+++ Material for the task

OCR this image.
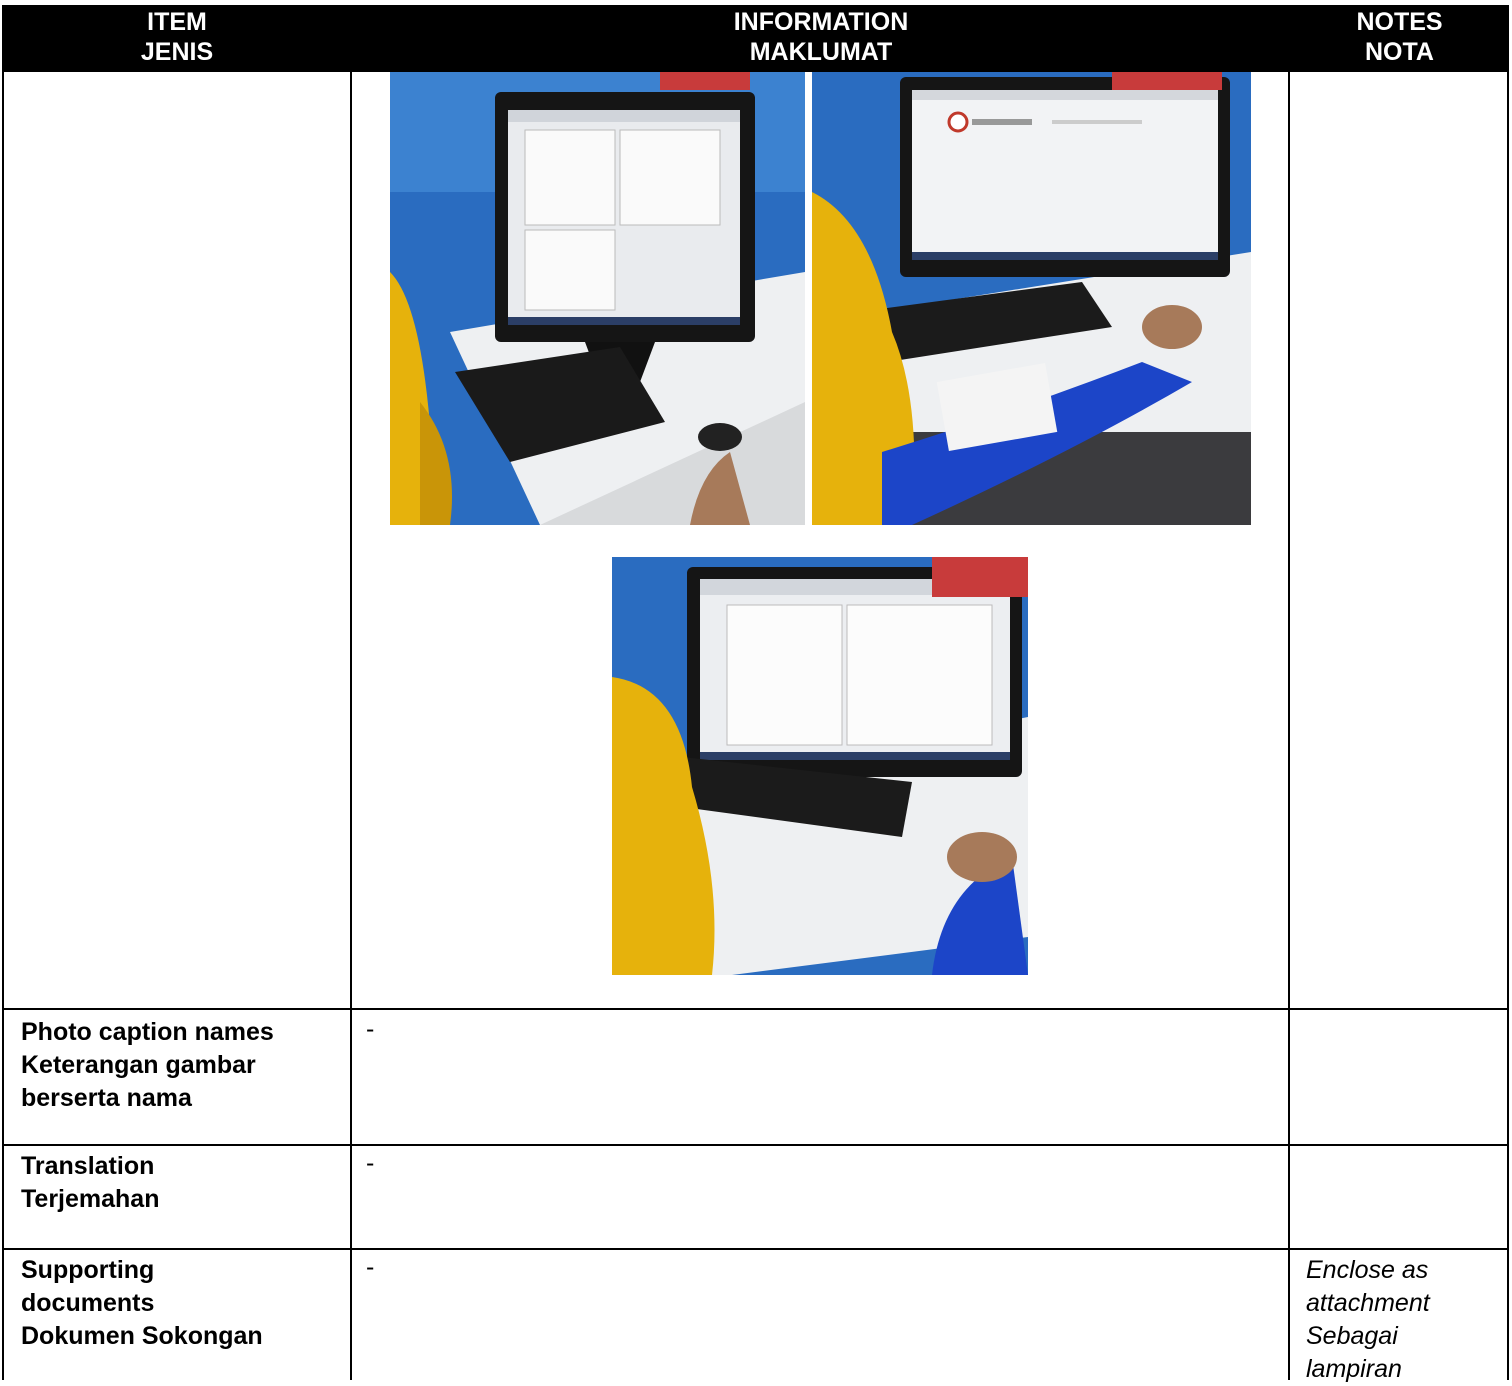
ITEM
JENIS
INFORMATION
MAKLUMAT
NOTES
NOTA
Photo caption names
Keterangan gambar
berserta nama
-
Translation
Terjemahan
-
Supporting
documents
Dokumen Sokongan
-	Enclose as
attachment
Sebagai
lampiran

++++++

## Your task
Set down the lines of the records above exactly, apart from the pictures.

## Response to this task
OCR this image.
ITEM
JENIS
INFORMATION
MAKLUMAT
NOTES
NOTA
Photo caption names
Keterangan gambar
berserta nama
-
Translation
Terjemahan
-
Supporting
documents
Dokumen Sokongan
-	Enclose as
attachment
Sebagai
lampiran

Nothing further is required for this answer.